-- WRITTEN INSTRUCTION --
Please retype the records below exactly, leaving out any pictures.

-- RECORD EXTRACTS --
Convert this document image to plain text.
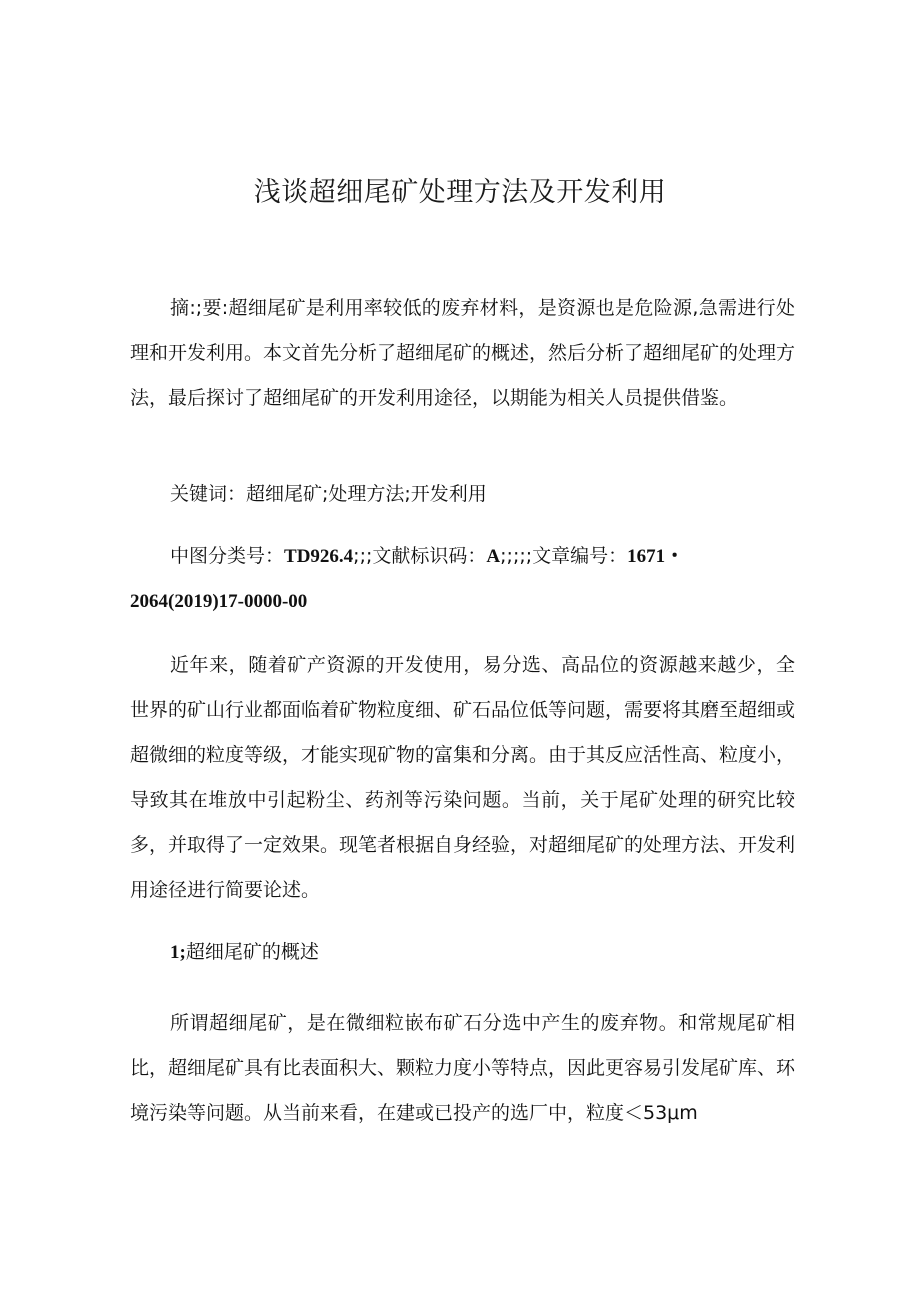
浅谈超细尾矿处理方法及开发利用

摘:;要:超细尾矿是利用率较低的废弃材料，是资源也是危险源,急需进行处理和开发利用。本文首先分析了超细尾矿的概述，然后分析了超细尾矿的处理方法，最后探讨了超细尾矿的开发利用途径，以期能为相关人员提供借鉴。

关键词：超细尾矿;处理方法;开发利用

中图分类号：TD926.4;;;文献标识码：A;;;;;文章编号：1671・

2064(2019)17-0000-00

近年来，随着矿产资源的开发使用，易分选、高品位的资源越来越少，全世界的矿山行业都面临着矿物粒度细、矿石品位低等问题，需要将其磨至超细或超微细的粒度等级，才能实现矿物的富集和分离。由于其反应活性高、粒度小，导致其在堆放中引起粉尘、药剂等污染问题。当前，关于尾矿处理的研究比较多，并取得了一定效果。现笔者根据自身经验，对超细尾矿的处理方法、开发利用途径进行简要论述。

1;超细尾矿的概述

所谓超细尾矿，是在微细粒嵌布矿石分选中产生的废弃物。和常规尾矿相比，超细尾矿具有比表面积大、颗粒力度小等特点，因此更容易引发尾矿库、环境污染等问题。从当前来看，在建或已投产的选厂中，粒度＜53μm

-- EXERCISE OUTPUT --
Convert this document image to plain text.
浅谈超细尾矿处理方法及开发利用

摘:;要:超细尾矿是利用率较低的废弃材料，是资源也是危险源,急需进行处理和开发利用。本文首先分析了超细尾矿的概述，然后分析了超细尾矿的处理方法，最后探讨了超细尾矿的开发利用途径，以期能为相关人员提供借鉴。

关键词：超细尾矿;处理方法;开发利用

中图分类号：TD926.4;;;文献标识码：A;;;;;文章编号：1671・

2064(2019)17-0000-00

近年来，随着矿产资源的开发使用，易分选、高品位的资源越来越少，全世界的矿山行业都面临着矿物粒度细、矿石品位低等问题，需要将其磨至超细或超微细的粒度等级，才能实现矿物的富集和分离。由于其反应活性高、粒度小，导致其在堆放中引起粉尘、药剂等污染问题。当前，关于尾矿处理的研究比较多，并取得了一定效果。现笔者根据自身经验，对超细尾矿的处理方法、开发利用途径进行简要论述。

1;超细尾矿的概述

所谓超细尾矿，是在微细粒嵌布矿石分选中产生的废弃物。和常规尾矿相比，超细尾矿具有比表面积大、颗粒力度小等特点，因此更容易引发尾矿库、环境污染等问题。从当前来看，在建或已投产的选厂中，粒度＜53μm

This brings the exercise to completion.